───── Data rows

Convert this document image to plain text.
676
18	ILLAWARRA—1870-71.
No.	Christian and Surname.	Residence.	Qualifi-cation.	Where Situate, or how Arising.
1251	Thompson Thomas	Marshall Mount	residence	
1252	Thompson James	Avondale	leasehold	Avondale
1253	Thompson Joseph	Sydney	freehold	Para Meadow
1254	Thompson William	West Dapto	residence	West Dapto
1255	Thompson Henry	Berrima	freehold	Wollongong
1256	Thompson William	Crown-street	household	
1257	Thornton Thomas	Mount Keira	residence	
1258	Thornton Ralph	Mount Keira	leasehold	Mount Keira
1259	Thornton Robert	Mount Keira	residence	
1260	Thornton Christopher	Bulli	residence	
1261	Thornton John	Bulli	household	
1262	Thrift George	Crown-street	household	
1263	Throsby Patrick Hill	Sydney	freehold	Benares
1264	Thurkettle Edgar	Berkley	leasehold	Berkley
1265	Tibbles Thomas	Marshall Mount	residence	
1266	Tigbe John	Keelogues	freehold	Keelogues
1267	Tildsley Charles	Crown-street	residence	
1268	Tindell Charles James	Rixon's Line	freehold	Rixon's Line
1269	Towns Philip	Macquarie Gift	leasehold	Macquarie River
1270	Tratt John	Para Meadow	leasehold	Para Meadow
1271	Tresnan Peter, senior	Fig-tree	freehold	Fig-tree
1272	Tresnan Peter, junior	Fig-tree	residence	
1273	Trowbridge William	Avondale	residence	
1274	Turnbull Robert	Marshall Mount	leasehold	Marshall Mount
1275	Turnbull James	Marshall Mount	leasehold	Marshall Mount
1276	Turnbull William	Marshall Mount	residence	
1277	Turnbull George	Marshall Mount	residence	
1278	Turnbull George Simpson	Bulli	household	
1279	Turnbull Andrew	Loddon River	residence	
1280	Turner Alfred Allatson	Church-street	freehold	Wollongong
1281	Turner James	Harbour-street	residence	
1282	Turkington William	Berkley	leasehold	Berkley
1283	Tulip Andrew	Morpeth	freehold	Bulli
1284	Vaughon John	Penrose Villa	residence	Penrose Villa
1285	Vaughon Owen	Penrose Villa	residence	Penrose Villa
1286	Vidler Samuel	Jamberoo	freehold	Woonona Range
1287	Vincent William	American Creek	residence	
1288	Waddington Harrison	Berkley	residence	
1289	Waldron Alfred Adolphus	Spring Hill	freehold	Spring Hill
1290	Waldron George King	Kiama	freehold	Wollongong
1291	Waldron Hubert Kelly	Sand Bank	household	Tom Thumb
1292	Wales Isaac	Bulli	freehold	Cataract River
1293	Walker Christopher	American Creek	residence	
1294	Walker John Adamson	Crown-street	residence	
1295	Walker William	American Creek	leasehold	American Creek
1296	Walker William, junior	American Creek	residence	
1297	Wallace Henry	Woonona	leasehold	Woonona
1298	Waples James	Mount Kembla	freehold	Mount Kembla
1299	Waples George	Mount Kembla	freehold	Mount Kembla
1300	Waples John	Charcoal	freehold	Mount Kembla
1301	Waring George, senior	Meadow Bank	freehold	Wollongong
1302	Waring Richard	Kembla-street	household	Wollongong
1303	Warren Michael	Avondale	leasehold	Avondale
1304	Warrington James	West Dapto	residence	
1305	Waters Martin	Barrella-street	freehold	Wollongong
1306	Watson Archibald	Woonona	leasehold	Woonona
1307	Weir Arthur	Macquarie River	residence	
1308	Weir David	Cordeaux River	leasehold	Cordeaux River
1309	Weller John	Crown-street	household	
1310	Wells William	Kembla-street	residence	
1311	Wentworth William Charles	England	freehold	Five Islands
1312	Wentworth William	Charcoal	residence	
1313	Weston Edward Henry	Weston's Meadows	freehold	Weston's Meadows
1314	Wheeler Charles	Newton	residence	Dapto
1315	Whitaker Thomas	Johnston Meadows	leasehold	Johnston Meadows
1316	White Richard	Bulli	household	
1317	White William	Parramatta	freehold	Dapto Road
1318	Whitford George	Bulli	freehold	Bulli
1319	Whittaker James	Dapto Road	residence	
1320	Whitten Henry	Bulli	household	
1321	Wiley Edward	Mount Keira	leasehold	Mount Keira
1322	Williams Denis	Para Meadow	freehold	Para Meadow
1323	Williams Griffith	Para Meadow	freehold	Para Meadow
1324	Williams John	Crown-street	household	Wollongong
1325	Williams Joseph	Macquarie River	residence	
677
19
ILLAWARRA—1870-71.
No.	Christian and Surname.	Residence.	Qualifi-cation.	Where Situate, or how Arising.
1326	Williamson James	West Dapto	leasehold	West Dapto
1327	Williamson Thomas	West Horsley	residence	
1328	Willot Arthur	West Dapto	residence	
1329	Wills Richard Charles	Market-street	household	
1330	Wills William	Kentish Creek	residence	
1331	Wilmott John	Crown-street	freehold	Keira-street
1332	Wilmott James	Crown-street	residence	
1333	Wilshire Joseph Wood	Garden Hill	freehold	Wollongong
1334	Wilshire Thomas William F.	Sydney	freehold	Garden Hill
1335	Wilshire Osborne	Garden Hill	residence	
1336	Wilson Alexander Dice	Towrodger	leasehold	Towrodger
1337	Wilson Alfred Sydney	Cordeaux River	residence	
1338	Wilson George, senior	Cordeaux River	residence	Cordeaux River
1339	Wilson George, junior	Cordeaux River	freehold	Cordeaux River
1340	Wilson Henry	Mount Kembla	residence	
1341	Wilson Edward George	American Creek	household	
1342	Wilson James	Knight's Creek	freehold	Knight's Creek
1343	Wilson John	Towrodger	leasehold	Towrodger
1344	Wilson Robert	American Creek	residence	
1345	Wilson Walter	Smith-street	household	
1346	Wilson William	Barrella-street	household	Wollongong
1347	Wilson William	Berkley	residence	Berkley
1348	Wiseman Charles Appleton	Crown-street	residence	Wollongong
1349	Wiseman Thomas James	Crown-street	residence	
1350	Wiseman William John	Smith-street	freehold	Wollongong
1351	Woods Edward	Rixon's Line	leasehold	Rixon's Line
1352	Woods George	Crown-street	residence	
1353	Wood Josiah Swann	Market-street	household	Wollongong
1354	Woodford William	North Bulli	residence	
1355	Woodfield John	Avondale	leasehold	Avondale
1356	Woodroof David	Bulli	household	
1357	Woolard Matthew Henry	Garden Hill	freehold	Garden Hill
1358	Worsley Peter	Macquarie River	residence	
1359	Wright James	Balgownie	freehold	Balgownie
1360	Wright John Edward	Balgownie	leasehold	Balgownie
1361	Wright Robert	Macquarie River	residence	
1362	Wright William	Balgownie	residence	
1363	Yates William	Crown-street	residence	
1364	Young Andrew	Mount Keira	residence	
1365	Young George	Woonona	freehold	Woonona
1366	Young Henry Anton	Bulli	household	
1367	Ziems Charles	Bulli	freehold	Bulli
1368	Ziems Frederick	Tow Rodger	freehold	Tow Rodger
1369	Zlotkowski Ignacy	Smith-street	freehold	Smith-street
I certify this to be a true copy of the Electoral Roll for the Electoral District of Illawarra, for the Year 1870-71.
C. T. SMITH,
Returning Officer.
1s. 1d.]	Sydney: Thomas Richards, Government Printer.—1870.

──────────

Given request ->
Gather up the lines containing the word "Peter" from these records and copy them.

Correct result ->
1271	Tresnan Peter, senior	Fig-tree	freehold	Fig-tree
1272	Tresnan Peter, junior	Fig-tree	residence	
1358	Worsley Peter	Macquarie River	residence	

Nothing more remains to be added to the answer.